* TASK BRIEF:
Reproduce the listing word for word. Skip any image.

* ENTRIES SHOWN:
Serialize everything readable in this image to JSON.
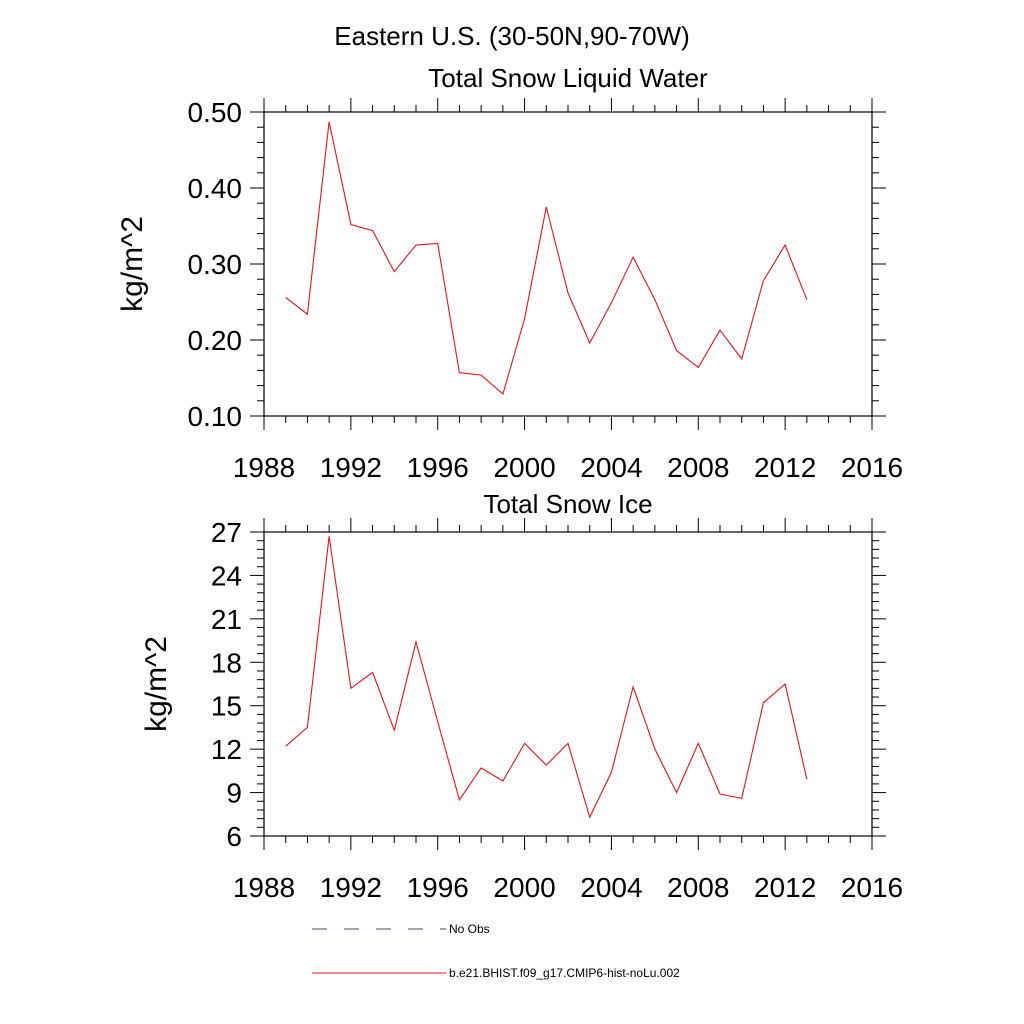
{
  "figure": {
    "suptitle": "Eastern U.S. (30-50N,90-70W)",
    "series_color": "#e8141b"
  },
  "chart_data": [
    {
      "type": "line",
      "title": "Total Snow Liquid Water",
      "xlabel": "",
      "ylabel": "kg/m^2",
      "xlim": [
        1988,
        2016
      ],
      "ylim": [
        0.1,
        0.5
      ],
      "xticks": [
        1988,
        1992,
        1996,
        2000,
        2004,
        2008,
        2012,
        2016
      ],
      "xtick_labels": [
        "1988",
        "1992",
        "1996",
        "2000",
        "2004",
        "2008",
        "2012",
        "2016"
      ],
      "yticks": [
        0.1,
        0.2,
        0.3,
        0.4,
        0.5
      ],
      "ytick_labels": [
        "0.10",
        "0.20",
        "0.30",
        "0.40",
        "0.50"
      ],
      "x": [
        1989,
        1990,
        1991,
        1992,
        1993,
        1994,
        1995,
        1996,
        1997,
        1998,
        1999,
        2000,
        2001,
        2002,
        2003,
        2004,
        2005,
        2006,
        2007,
        2008,
        2009,
        2010,
        2011,
        2012,
        2013
      ],
      "series": [
        {
          "name": "b.e21.BHIST.f09_g17.CMIP6-hist-noLu.002",
          "color": "#e8141b",
          "values": [
            0.256,
            0.234,
            0.487,
            0.352,
            0.344,
            0.29,
            0.325,
            0.327,
            0.157,
            0.154,
            0.129,
            0.228,
            0.375,
            0.262,
            0.196,
            0.249,
            0.309,
            0.253,
            0.186,
            0.164,
            0.213,
            0.175,
            0.278,
            0.325,
            0.253
          ]
        }
      ]
    },
    {
      "type": "line",
      "title": "Total Snow Ice",
      "xlabel": "",
      "ylabel": "kg/m^2",
      "xlim": [
        1988,
        2016
      ],
      "ylim": [
        6,
        27
      ],
      "xticks": [
        1988,
        1992,
        1996,
        2000,
        2004,
        2008,
        2012,
        2016
      ],
      "xtick_labels": [
        "1988",
        "1992",
        "1996",
        "2000",
        "2004",
        "2008",
        "2012",
        "2016"
      ],
      "yticks": [
        6,
        9,
        12,
        15,
        18,
        21,
        24,
        27
      ],
      "ytick_labels": [
        "6",
        "9",
        "12",
        "15",
        "18",
        "21",
        "24",
        "27"
      ],
      "x": [
        1989,
        1990,
        1991,
        1992,
        1993,
        1994,
        1995,
        1996,
        1997,
        1998,
        1999,
        2000,
        2001,
        2002,
        2003,
        2004,
        2005,
        2006,
        2007,
        2008,
        2009,
        2010,
        2011,
        2012,
        2013
      ],
      "series": [
        {
          "name": "b.e21.BHIST.f09_g17.CMIP6-hist-noLu.002",
          "color": "#e8141b",
          "values": [
            12.2,
            13.5,
            26.7,
            16.2,
            17.3,
            13.3,
            19.4,
            13.9,
            8.5,
            10.7,
            9.8,
            12.4,
            10.9,
            12.4,
            7.3,
            10.4,
            16.3,
            12.0,
            9.0,
            12.4,
            8.9,
            8.6,
            15.2,
            16.5,
            9.9
          ]
        }
      ]
    }
  ],
  "legend": {
    "placement": "bottom-center",
    "items": [
      {
        "label": "No Obs",
        "style": "dashed",
        "color": "#4a4a6a"
      },
      {
        "label": "b.e21.BHIST.f09_g17.CMIP6-hist-noLu.002",
        "style": "solid",
        "color": "#e8141b"
      }
    ]
  }
}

* REPLY TO THE TASK:
Serialize everything readable in this image to JSON.
{
  "figure": {
    "suptitle": "Eastern U.S. (30-50N,90-70W)",
    "series_color": "#e8141b"
  },
  "chart_data": [
    {
      "type": "line",
      "title": "Total Snow Liquid Water",
      "xlabel": "",
      "ylabel": "kg/m^2",
      "xlim": [
        1988,
        2016
      ],
      "ylim": [
        0.1,
        0.5
      ],
      "xticks": [
        1988,
        1992,
        1996,
        2000,
        2004,
        2008,
        2012,
        2016
      ],
      "xtick_labels": [
        "1988",
        "1992",
        "1996",
        "2000",
        "2004",
        "2008",
        "2012",
        "2016"
      ],
      "yticks": [
        0.1,
        0.2,
        0.3,
        0.4,
        0.5
      ],
      "ytick_labels": [
        "0.10",
        "0.20",
        "0.30",
        "0.40",
        "0.50"
      ],
      "x": [
        1989,
        1990,
        1991,
        1992,
        1993,
        1994,
        1995,
        1996,
        1997,
        1998,
        1999,
        2000,
        2001,
        2002,
        2003,
        2004,
        2005,
        2006,
        2007,
        2008,
        2009,
        2010,
        2011,
        2012,
        2013
      ],
      "series": [
        {
          "name": "b.e21.BHIST.f09_g17.CMIP6-hist-noLu.002",
          "color": "#e8141b",
          "values": [
            0.256,
            0.234,
            0.487,
            0.352,
            0.344,
            0.29,
            0.325,
            0.327,
            0.157,
            0.154,
            0.129,
            0.228,
            0.375,
            0.262,
            0.196,
            0.249,
            0.309,
            0.253,
            0.186,
            0.164,
            0.213,
            0.175,
            0.278,
            0.325,
            0.253
          ]
        }
      ]
    },
    {
      "type": "line",
      "title": "Total Snow Ice",
      "xlabel": "",
      "ylabel": "kg/m^2",
      "xlim": [
        1988,
        2016
      ],
      "ylim": [
        6,
        27
      ],
      "xticks": [
        1988,
        1992,
        1996,
        2000,
        2004,
        2008,
        2012,
        2016
      ],
      "xtick_labels": [
        "1988",
        "1992",
        "1996",
        "2000",
        "2004",
        "2008",
        "2012",
        "2016"
      ],
      "yticks": [
        6,
        9,
        12,
        15,
        18,
        21,
        24,
        27
      ],
      "ytick_labels": [
        "6",
        "9",
        "12",
        "15",
        "18",
        "21",
        "24",
        "27"
      ],
      "x": [
        1989,
        1990,
        1991,
        1992,
        1993,
        1994,
        1995,
        1996,
        1997,
        1998,
        1999,
        2000,
        2001,
        2002,
        2003,
        2004,
        2005,
        2006,
        2007,
        2008,
        2009,
        2010,
        2011,
        2012,
        2013
      ],
      "series": [
        {
          "name": "b.e21.BHIST.f09_g17.CMIP6-hist-noLu.002",
          "color": "#e8141b",
          "values": [
            12.2,
            13.5,
            26.7,
            16.2,
            17.3,
            13.3,
            19.4,
            13.9,
            8.5,
            10.7,
            9.8,
            12.4,
            10.9,
            12.4,
            7.3,
            10.4,
            16.3,
            12.0,
            9.0,
            12.4,
            8.9,
            8.6,
            15.2,
            16.5,
            9.9
          ]
        }
      ]
    }
  ],
  "legend": {
    "placement": "bottom-center",
    "items": [
      {
        "label": "No Obs",
        "style": "dashed",
        "color": "#4a4a6a"
      },
      {
        "label": "b.e21.BHIST.f09_g17.CMIP6-hist-noLu.002",
        "style": "solid",
        "color": "#e8141b"
      }
    ]
  }
}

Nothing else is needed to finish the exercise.